*QUOTED PASSAGE:*
-.-.-

This is a really great piece Jon. Reminds me of how I lived for a number of years, sadly lost now as I’ve gotten sucked into the survival vortex. I bemoan the loss of the world where a Bohemia was still…something it is hard to be today now that the go for the jugular capitalism has pretty much infiltrated everything.
Gregarious hermit, I’ve just sent you a WIP upon which to comment, even collaborate if you wish. Unfortunately, there’ll be no hanging out to go along with it….
also:
“I don’t know what bohemias are like today, but I suspect that the atomization, the alienation and disconnectedness of American society bemoaned in the 50’s (and against which the counter culture pitched itself) is much more of a reality now.”
I think your suspicions are well-founded. Whenever I go back to Tampa I’m aghast; everything has been gentrified to death….
yeah, they’ve even managed to make New York City FAKE. and i did add to your conspiracy theory…not that i believe in conspiracy theories, but i do believe in the potency of symbols, and that the republican party has become a conspiracy to overthrow democracy in america, such as it has been and is.
Yeah, Times Square now has a Disney store! And Jim Carroll died on the 11th, the day you wrote this post. That older NY is really dead.
I like to think of this stuff (the conspiracy stuff) as conspiracy theory theory. More about how the mind works to create meaning. The conclusions I draw are only semi-serious. There’s some irony but also the unavoidable fact that the symbols are there, which, taken as a whole, do communicate something, namely, as you say, a primarily Republican led effort to undermine democracy. Religion will work on people’s heads, but for those who don’t fall for it, technology will take care of them. Complete control, if not in body, in soul….
Am I the friend who asked the question in the first sentence?
Yeah, Eric, it was you. but now you’ve blown your cover! last name an all. I think what I meant was, I’m a boomer and your not! that explains what appears to be a temperamental difference.
Daurade, i am oblivious to anniversaries, so I was unaware that my post on the demise of manhattan as a locus of the counter culture coincided with the anniversary of its apotheosis as the capital of POST. Ford to NY: Drop Dead! Bush to NY: What He Said! and, by the way, become the poster child for our wounded pride. And New Yorkers said to Bush, Drop Dead. At least we have that much fight left in us.

-.-.-

*PROVIDED RECORDS:*
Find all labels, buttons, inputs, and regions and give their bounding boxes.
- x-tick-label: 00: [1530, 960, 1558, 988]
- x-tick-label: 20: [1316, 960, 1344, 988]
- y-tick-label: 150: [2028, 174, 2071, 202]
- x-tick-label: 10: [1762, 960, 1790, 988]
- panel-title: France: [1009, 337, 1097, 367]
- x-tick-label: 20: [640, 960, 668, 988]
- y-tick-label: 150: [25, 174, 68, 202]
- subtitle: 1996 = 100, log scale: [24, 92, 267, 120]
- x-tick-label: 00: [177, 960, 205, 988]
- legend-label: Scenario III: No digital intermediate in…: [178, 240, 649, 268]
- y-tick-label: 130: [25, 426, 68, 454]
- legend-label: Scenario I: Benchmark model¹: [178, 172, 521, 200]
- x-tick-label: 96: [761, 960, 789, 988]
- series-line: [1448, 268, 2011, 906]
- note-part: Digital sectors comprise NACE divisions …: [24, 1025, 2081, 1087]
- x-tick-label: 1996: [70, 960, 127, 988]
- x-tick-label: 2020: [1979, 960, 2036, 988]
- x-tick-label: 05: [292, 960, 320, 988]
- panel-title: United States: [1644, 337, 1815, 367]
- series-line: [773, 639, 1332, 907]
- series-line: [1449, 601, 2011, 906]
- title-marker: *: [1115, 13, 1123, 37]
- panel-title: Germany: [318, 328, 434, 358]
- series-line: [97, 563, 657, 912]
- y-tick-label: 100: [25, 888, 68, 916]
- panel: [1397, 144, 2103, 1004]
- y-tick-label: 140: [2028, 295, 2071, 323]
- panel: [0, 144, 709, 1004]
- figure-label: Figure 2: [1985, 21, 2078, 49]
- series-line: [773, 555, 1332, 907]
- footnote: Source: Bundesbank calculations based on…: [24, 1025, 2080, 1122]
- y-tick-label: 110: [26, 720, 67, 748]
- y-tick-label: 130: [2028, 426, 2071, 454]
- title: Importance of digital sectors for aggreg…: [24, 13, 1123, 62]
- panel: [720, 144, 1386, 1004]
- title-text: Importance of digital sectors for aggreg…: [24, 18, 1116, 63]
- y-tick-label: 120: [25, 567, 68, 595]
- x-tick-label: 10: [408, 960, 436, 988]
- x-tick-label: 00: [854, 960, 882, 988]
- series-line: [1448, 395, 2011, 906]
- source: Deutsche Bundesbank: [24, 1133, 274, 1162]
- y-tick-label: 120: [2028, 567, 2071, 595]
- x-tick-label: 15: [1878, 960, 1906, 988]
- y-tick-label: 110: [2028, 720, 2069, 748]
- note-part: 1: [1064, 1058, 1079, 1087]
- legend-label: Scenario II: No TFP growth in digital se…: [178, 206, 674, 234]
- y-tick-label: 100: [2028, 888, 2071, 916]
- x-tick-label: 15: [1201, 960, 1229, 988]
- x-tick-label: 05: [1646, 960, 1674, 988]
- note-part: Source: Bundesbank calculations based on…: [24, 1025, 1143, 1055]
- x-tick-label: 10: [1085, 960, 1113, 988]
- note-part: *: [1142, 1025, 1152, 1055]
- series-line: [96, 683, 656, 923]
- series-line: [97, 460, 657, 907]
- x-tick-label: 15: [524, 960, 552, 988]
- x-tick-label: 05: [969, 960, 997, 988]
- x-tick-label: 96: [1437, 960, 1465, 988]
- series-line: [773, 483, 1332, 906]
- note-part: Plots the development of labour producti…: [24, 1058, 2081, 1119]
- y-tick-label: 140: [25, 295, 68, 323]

-.-.-

*TO-DO LIST:*
#1 Answer these questions about the comment thread:
(a) What store does Times Square now have, according to one comment?
(b) Which city does a commenter say has been gentrified to death?
(c) Who is identified as the friend who asked the question in the first sentence?
#2 Print the part of the comment thread starting at "yeah, they’ve even" and ending at "been and is.", without any changes.
The listing has no connection to the comment thread.

*THE REPLIES:*
#1
(a) A Disney store.
(b) Tampa.
(c) Eric.

#2
yeah, they’ve even managed to make New York City FAKE. and i did add to your conspiracy theory…not that i believe in conspiracy theories, but i do believe in the potency of symbols, and that the republican party has become a conspiracy to overthrow democracy in america, such as it has been and is.